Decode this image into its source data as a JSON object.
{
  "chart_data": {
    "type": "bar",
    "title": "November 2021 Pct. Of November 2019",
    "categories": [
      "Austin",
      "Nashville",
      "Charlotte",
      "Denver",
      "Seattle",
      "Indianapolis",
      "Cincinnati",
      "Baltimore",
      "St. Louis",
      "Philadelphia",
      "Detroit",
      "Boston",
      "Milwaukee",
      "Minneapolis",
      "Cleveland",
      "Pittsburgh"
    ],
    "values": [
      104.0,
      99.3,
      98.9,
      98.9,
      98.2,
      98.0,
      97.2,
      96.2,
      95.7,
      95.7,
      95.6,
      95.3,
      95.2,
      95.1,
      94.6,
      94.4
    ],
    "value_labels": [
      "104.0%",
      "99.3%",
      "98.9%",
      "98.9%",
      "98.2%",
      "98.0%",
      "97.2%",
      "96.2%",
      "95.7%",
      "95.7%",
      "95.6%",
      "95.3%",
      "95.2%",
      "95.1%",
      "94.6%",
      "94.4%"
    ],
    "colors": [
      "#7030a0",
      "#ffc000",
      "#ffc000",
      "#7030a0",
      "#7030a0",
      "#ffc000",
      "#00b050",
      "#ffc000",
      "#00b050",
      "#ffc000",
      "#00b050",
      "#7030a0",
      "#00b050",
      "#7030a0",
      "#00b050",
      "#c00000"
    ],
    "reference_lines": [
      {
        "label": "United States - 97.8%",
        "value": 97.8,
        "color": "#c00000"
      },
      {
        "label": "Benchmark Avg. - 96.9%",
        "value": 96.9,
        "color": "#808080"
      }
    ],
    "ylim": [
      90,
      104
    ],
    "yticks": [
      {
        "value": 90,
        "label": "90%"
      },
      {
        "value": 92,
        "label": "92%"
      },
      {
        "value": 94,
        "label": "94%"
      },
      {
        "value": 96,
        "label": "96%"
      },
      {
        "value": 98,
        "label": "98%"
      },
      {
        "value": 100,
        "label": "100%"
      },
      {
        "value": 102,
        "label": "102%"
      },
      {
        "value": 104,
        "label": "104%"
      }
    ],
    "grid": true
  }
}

(THE TASK) Go through the listing and copy all of it exactly.

(RESULT FOR THIS TASK)
Decode this image into its source data as a JSON object.
{
  "chart_data": {
    "type": "bar",
    "title": "November 2021 Pct. Of November 2019",
    "categories": [
      "Austin",
      "Nashville",
      "Charlotte",
      "Denver",
      "Seattle",
      "Indianapolis",
      "Cincinnati",
      "Baltimore",
      "St. Louis",
      "Philadelphia",
      "Detroit",
      "Boston",
      "Milwaukee",
      "Minneapolis",
      "Cleveland",
      "Pittsburgh"
    ],
    "values": [
      104.0,
      99.3,
      98.9,
      98.9,
      98.2,
      98.0,
      97.2,
      96.2,
      95.7,
      95.7,
      95.6,
      95.3,
      95.2,
      95.1,
      94.6,
      94.4
    ],
    "value_labels": [
      "104.0%",
      "99.3%",
      "98.9%",
      "98.9%",
      "98.2%",
      "98.0%",
      "97.2%",
      "96.2%",
      "95.7%",
      "95.7%",
      "95.6%",
      "95.3%",
      "95.2%",
      "95.1%",
      "94.6%",
      "94.4%"
    ],
    "colors": [
      "#7030a0",
      "#ffc000",
      "#ffc000",
      "#7030a0",
      "#7030a0",
      "#ffc000",
      "#00b050",
      "#ffc000",
      "#00b050",
      "#ffc000",
      "#00b050",
      "#7030a0",
      "#00b050",
      "#7030a0",
      "#00b050",
      "#c00000"
    ],
    "reference_lines": [
      {
        "label": "United States - 97.8%",
        "value": 97.8,
        "color": "#c00000"
      },
      {
        "label": "Benchmark Avg. - 96.9%",
        "value": 96.9,
        "color": "#808080"
      }
    ],
    "ylim": [
      90,
      104
    ],
    "yticks": [
      {
        "value": 90,
        "label": "90%"
      },
      {
        "value": 92,
        "label": "92%"
      },
      {
        "value": 94,
        "label": "94%"
      },
      {
        "value": 96,
        "label": "96%"
      },
      {
        "value": 98,
        "label": "98%"
      },
      {
        "value": 100,
        "label": "100%"
      },
      {
        "value": 102,
        "label": "102%"
      },
      {
        "value": 104,
        "label": "104%"
      }
    ],
    "grid": true
  }
}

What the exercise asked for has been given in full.